(Dataset entries on figures)

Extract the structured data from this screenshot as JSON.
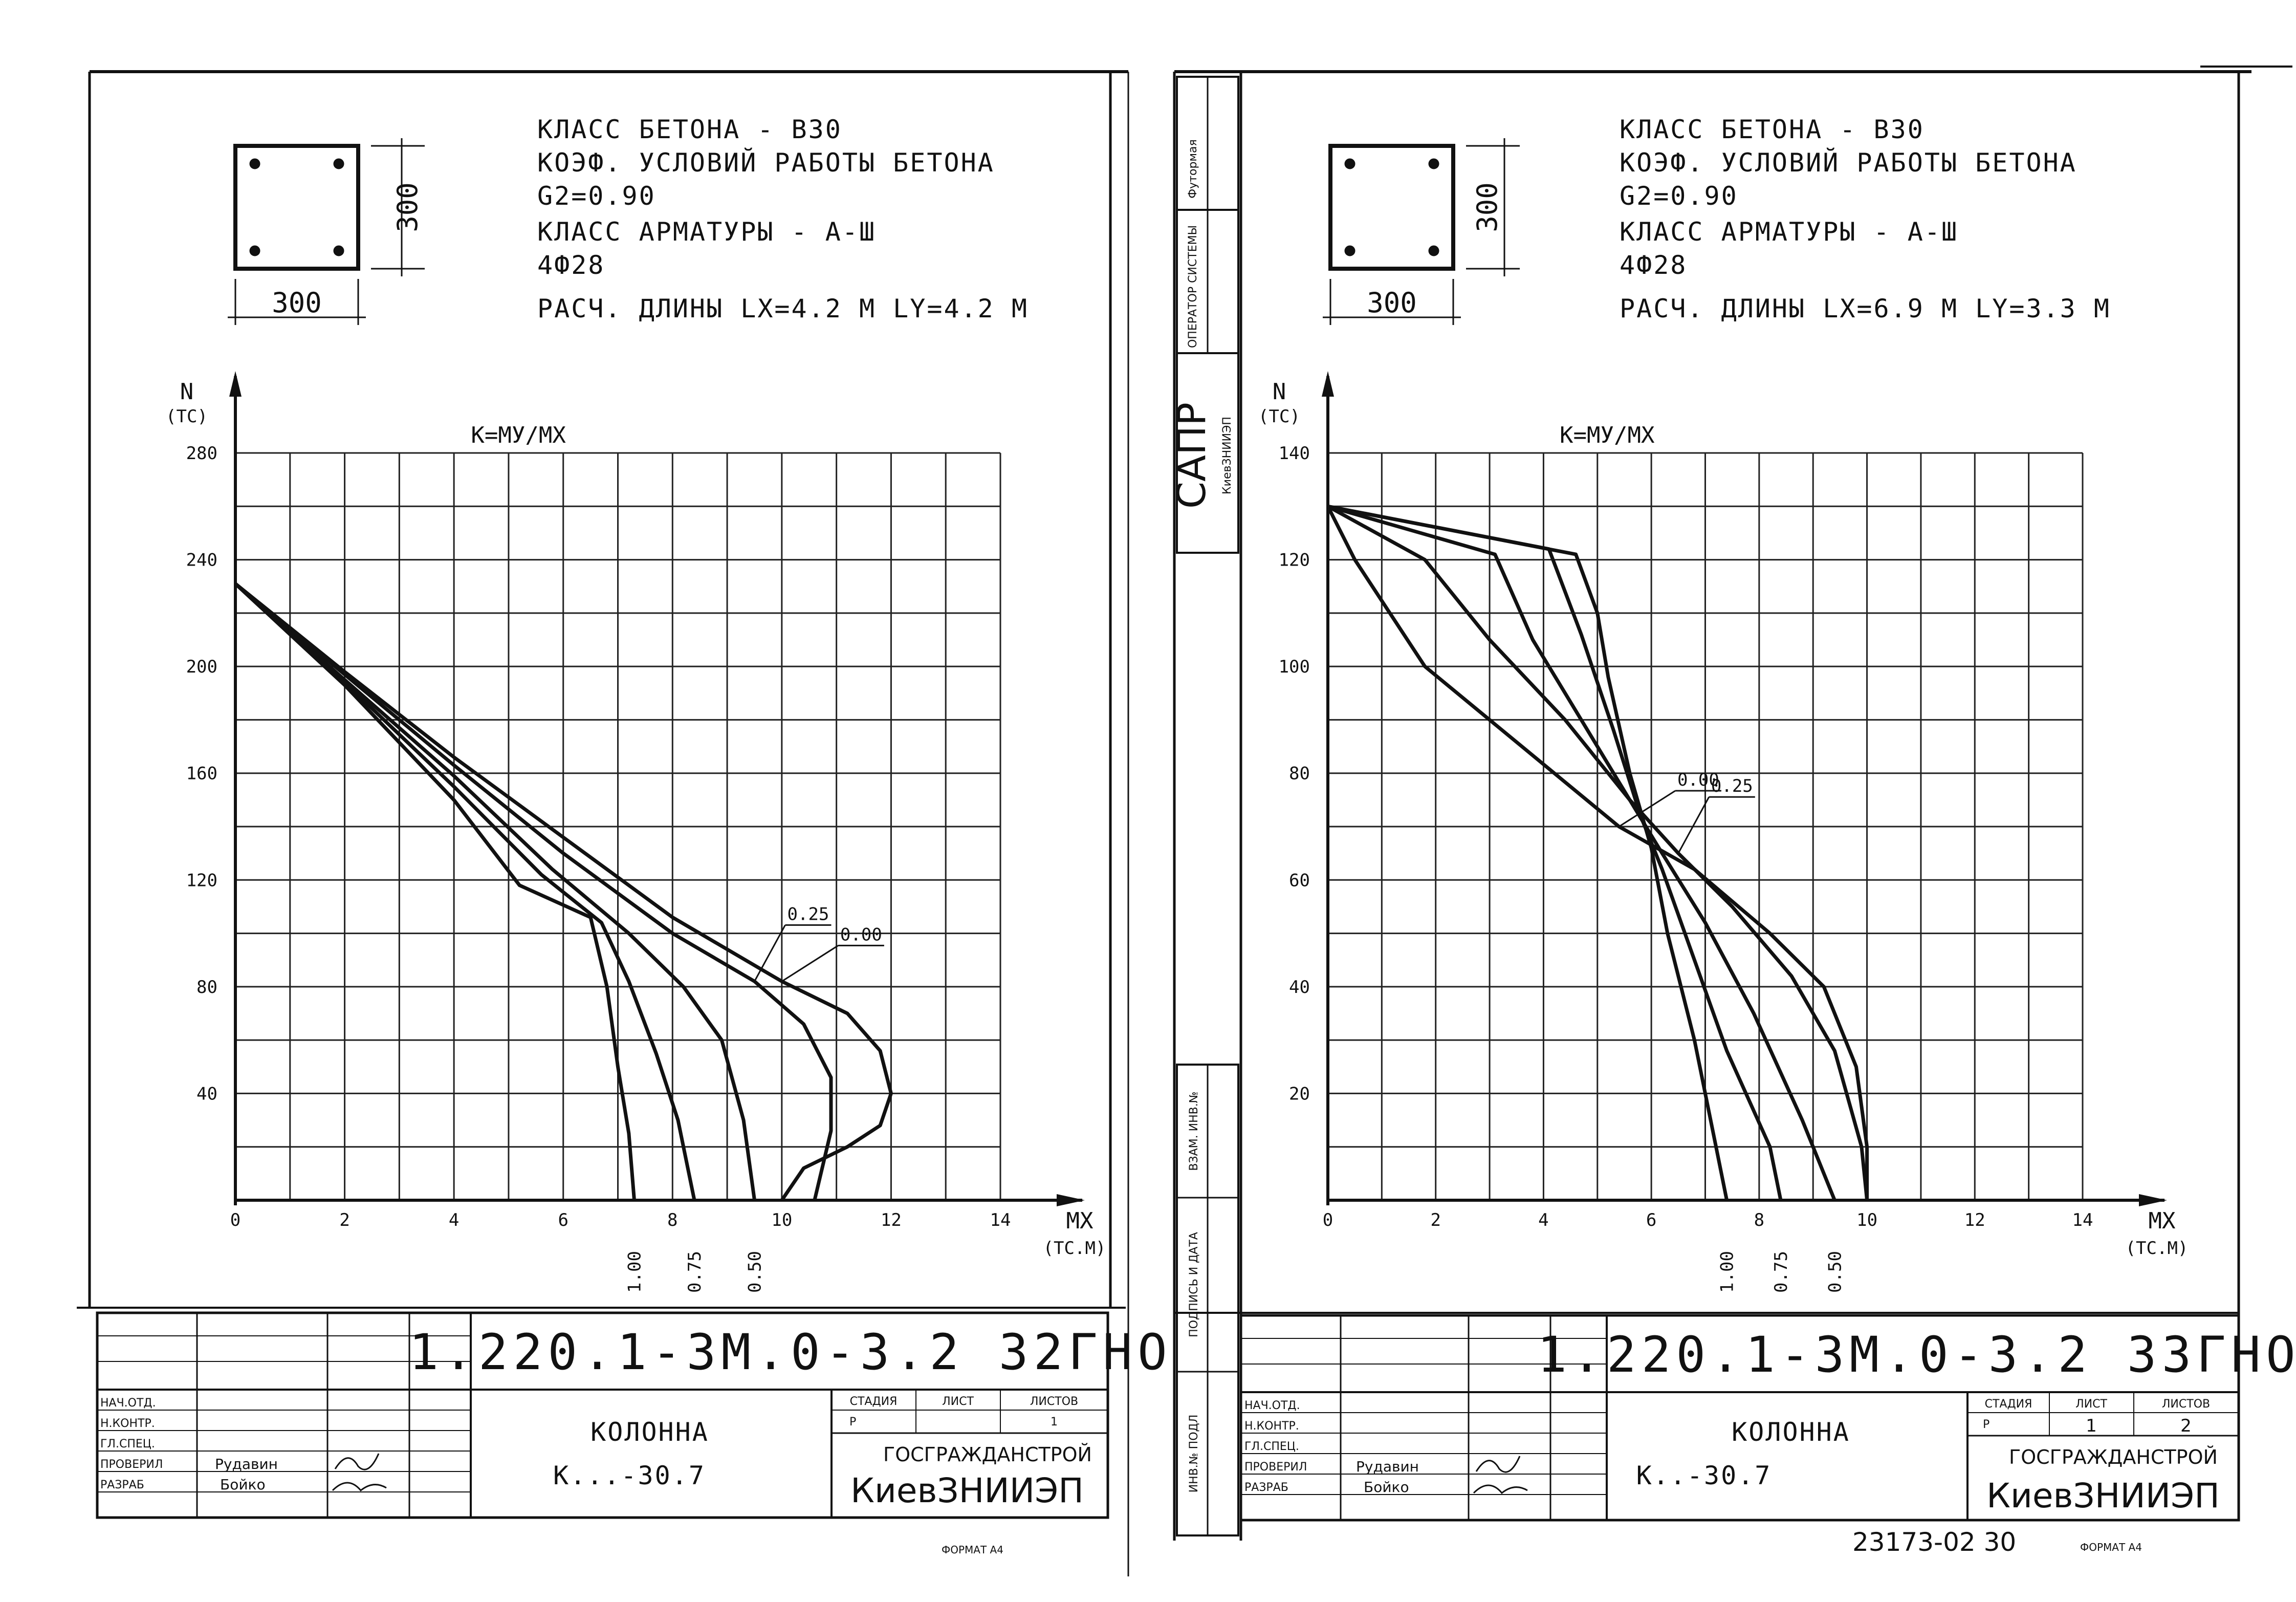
{
  "sheets": [
    {
      "spec": {
        "concrete_class": "КЛАСС БЕТОНА - В30",
        "work_coef_title": "КОЭФ. УСЛОВИЙ РАБОТЫ БЕТОНА",
        "work_coef_value": "G2=0.90",
        "rebar_class": "КЛАСС АРМАТУРЫ - А-Ш",
        "rebar": "4Ф28",
        "design_lengths": "РАСЧ. ДЛИНЫ  LX=4.2 М  LY=4.2 М"
      },
      "section": {
        "width_label": "300",
        "height_label": "300"
      },
      "doc_code": "1.220.1-3М.0-3.2 32ГНО",
      "title_block": {
        "name": "КОЛОННА",
        "mark": "К...-30.7",
        "stage_header": "СТАДИЯ",
        "sheet_header": "ЛИСТ",
        "sheets_header": "ЛИСТОВ",
        "stage": "Р",
        "sheet": "",
        "sheets": "1",
        "org_line1": "ГОСГРАЖДАНСТРОЙ",
        "org_line2": "КиевЗНИИЭП",
        "roles": [
          "НАЧ.ОТД.",
          "Н.КОНТР.",
          "ГЛ.СПЕЦ.",
          "ПРОВЕРИЛ",
          "РАЗРАБ"
        ],
        "names": [
          "",
          "",
          "",
          "Рудавин",
          "Бойко"
        ]
      },
      "format_label": "ФОРМАТ А4",
      "chart_data": {
        "type": "line",
        "title": "К=МУ/МХ",
        "ylabel": "N\n(ТС)",
        "xlabel": "МХ\n(ТС.М)",
        "xlim": [
          0,
          14
        ],
        "ylim": [
          0,
          280
        ],
        "xticks": [
          {
            "v": 0,
            "label": "0"
          },
          {
            "v": 2,
            "label": "2"
          },
          {
            "v": 4,
            "label": "4"
          },
          {
            "v": 6,
            "label": "6"
          },
          {
            "v": 8,
            "label": "8"
          },
          {
            "v": 10,
            "label": "10"
          },
          {
            "v": 12,
            "label": "12"
          },
          {
            "v": 14,
            "label": "14"
          }
        ],
        "yticks": [
          {
            "v": 40,
            "label": "40"
          },
          {
            "v": 80,
            "label": "80"
          },
          {
            "v": 120,
            "label": "120"
          },
          {
            "v": 160,
            "label": "160"
          },
          {
            "v": 200,
            "label": "200"
          },
          {
            "v": 240,
            "label": "240"
          },
          {
            "v": 280,
            "label": "280"
          }
        ],
        "grid": true,
        "series": [
          {
            "name": "0.00",
            "points": [
              [
                0,
                231
              ],
              [
                2,
                198
              ],
              [
                4,
                166
              ],
              [
                6,
                136
              ],
              [
                8,
                106
              ],
              [
                10,
                82
              ],
              [
                11.2,
                70
              ],
              [
                11.8,
                56
              ],
              [
                12.0,
                40
              ],
              [
                11.8,
                28
              ],
              [
                11.2,
                20
              ],
              [
                10.4,
                12
              ],
              [
                10,
                0
              ]
            ]
          },
          {
            "name": "0.25",
            "points": [
              [
                0,
                231
              ],
              [
                2,
                197
              ],
              [
                4,
                163
              ],
              [
                6,
                130
              ],
              [
                8,
                100
              ],
              [
                9.5,
                82
              ],
              [
                10.4,
                66
              ],
              [
                10.9,
                46
              ],
              [
                10.9,
                26
              ],
              [
                10.6,
                0
              ]
            ]
          },
          {
            "name": "0.50",
            "points": [
              [
                0,
                231
              ],
              [
                2,
                195
              ],
              [
                4,
                159
              ],
              [
                5.8,
                124
              ],
              [
                7.2,
                100
              ],
              [
                8.2,
                80
              ],
              [
                8.9,
                60
              ],
              [
                9.3,
                30
              ],
              [
                9.5,
                0
              ]
            ]
          },
          {
            "name": "0.75",
            "points": [
              [
                0,
                231
              ],
              [
                2,
                194
              ],
              [
                4,
                155
              ],
              [
                5.6,
                122
              ],
              [
                6.7,
                104
              ],
              [
                7.2,
                82
              ],
              [
                7.7,
                55
              ],
              [
                8.1,
                30
              ],
              [
                8.4,
                0
              ]
            ]
          },
          {
            "name": "1.00",
            "points": [
              [
                0,
                231
              ],
              [
                2,
                193
              ],
              [
                4,
                150
              ],
              [
                5.2,
                118
              ],
              [
                6.5,
                106
              ],
              [
                6.8,
                80
              ],
              [
                7.0,
                50
              ],
              [
                7.2,
                25
              ],
              [
                7.3,
                0
              ]
            ]
          }
        ],
        "callouts": [
          {
            "label": "0.25",
            "series": "0.25"
          },
          {
            "label": "0.00",
            "series": "0.00"
          }
        ],
        "bottom_labels": [
          {
            "label": "1.00",
            "x": 7.3
          },
          {
            "label": "0.75",
            "x": 8.4
          },
          {
            "label": "0.50",
            "x": 9.5
          }
        ]
      }
    },
    {
      "spec": {
        "concrete_class": "КЛАСС БЕТОНА - В30",
        "work_coef_title": "КОЭФ. УСЛОВИЙ РАБОТЫ БЕТОНА",
        "work_coef_value": "G2=0.90",
        "rebar_class": "КЛАСС АРМАТУРЫ - А-Ш",
        "rebar": "4Ф28",
        "design_lengths": "РАСЧ. ДЛИНЫ  LX=6.9 М  LY=3.3 М"
      },
      "section": {
        "width_label": "300",
        "height_label": "300"
      },
      "doc_code": "1.220.1-3М.0-3.2 33ГНО",
      "title_block": {
        "name": "КОЛОННА",
        "mark": "К..-30.7",
        "stage_header": "СТАДИЯ",
        "sheet_header": "ЛИСТ",
        "sheets_header": "ЛИСТОВ",
        "stage": "Р",
        "sheet": "1",
        "sheets": "2",
        "org_line1": "ГОСГРАЖДАНСТРОЙ",
        "org_line2": "КиевЗНИИЭП",
        "roles": [
          "НАЧ.ОТД.",
          "Н.КОНТР.",
          "ГЛ.СПЕЦ.",
          "ПРОВЕРИЛ",
          "РАЗРАБ"
        ],
        "names": [
          "",
          "",
          "",
          "Рудавин",
          "Бойко"
        ]
      },
      "format_label": "ФОРМАТ А4",
      "stamp_number": "23173-02 30",
      "side_stamps": {
        "format": "Футормая",
        "operator": "ОПЕРАТОР СИСТЕМЫ",
        "sapr": "САПР",
        "sapr_org": "КиевЗНИИЭП",
        "inv_mutual": "ВЗАМ. ИНВ.№",
        "sign_date": "ПОДПИСЬ И ДАТА",
        "inv_orig": "ИНВ.№ ПОДЛ"
      },
      "chart_data": {
        "type": "line",
        "title": "К=МУ/МХ",
        "ylabel": "N\n(ТС)",
        "xlabel": "МХ\n(ТС.М)",
        "xlim": [
          0,
          14
        ],
        "ylim": [
          0,
          140
        ],
        "xticks": [
          {
            "v": 0,
            "label": "0"
          },
          {
            "v": 2,
            "label": "2"
          },
          {
            "v": 4,
            "label": "4"
          },
          {
            "v": 6,
            "label": "6"
          },
          {
            "v": 8,
            "label": "8"
          },
          {
            "v": 10,
            "label": "10"
          },
          {
            "v": 12,
            "label": "12"
          },
          {
            "v": 14,
            "label": "14"
          }
        ],
        "yticks": [
          {
            "v": 20,
            "label": "20"
          },
          {
            "v": 40,
            "label": "40"
          },
          {
            "v": 60,
            "label": "60"
          },
          {
            "v": 80,
            "label": "80"
          },
          {
            "v": 100,
            "label": "100"
          },
          {
            "v": 120,
            "label": "120"
          },
          {
            "v": 140,
            "label": "140"
          }
        ],
        "grid": true,
        "series": [
          {
            "name": "0.00",
            "points": [
              [
                0,
                130
              ],
              [
                0.5,
                120
              ],
              [
                1.8,
                100
              ],
              [
                3.6,
                85
              ],
              [
                5.4,
                70
              ],
              [
                6.8,
                62
              ],
              [
                8.2,
                50
              ],
              [
                9.2,
                40
              ],
              [
                9.8,
                25
              ],
              [
                10.0,
                10
              ],
              [
                10.0,
                0
              ]
            ]
          },
          {
            "name": "0.25",
            "points": [
              [
                0,
                130
              ],
              [
                1.8,
                120
              ],
              [
                3.0,
                105
              ],
              [
                4.4,
                90
              ],
              [
                5.6,
                75
              ],
              [
                6.5,
                65
              ],
              [
                7.5,
                55
              ],
              [
                8.6,
                42
              ],
              [
                9.4,
                28
              ],
              [
                9.9,
                10
              ],
              [
                10.0,
                0
              ]
            ]
          },
          {
            "name": "0.50",
            "points": [
              [
                0,
                130
              ],
              [
                3.1,
                121
              ],
              [
                3.8,
                105
              ],
              [
                4.7,
                90
              ],
              [
                5.6,
                75
              ],
              [
                6.2,
                65
              ],
              [
                7.0,
                52
              ],
              [
                7.9,
                35
              ],
              [
                8.8,
                15
              ],
              [
                9.4,
                0
              ]
            ]
          },
          {
            "name": "0.75",
            "points": [
              [
                0,
                130
              ],
              [
                4.1,
                122
              ],
              [
                4.7,
                106
              ],
              [
                5.3,
                88
              ],
              [
                5.8,
                72
              ],
              [
                6.2,
                62
              ],
              [
                6.8,
                45
              ],
              [
                7.4,
                28
              ],
              [
                8.2,
                10
              ],
              [
                8.4,
                0
              ]
            ]
          },
          {
            "name": "1.00",
            "points": [
              [
                0,
                130
              ],
              [
                4.6,
                121
              ],
              [
                5.0,
                110
              ],
              [
                5.2,
                98
              ],
              [
                5.6,
                80
              ],
              [
                6.0,
                66
              ],
              [
                6.3,
                50
              ],
              [
                6.8,
                30
              ],
              [
                7.2,
                10
              ],
              [
                7.4,
                0
              ]
            ]
          }
        ],
        "callouts": [
          {
            "label": "0.25",
            "series": "0.25"
          },
          {
            "label": "0.00",
            "series": "0.00"
          }
        ],
        "bottom_labels": [
          {
            "label": "1.00",
            "x": 7.4
          },
          {
            "label": "0.75",
            "x": 8.4
          },
          {
            "label": "0.50",
            "x": 9.4
          }
        ]
      }
    }
  ]
}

The request
Report only the number of lines in the records that include the word "ДЛИНЫ".

The response
2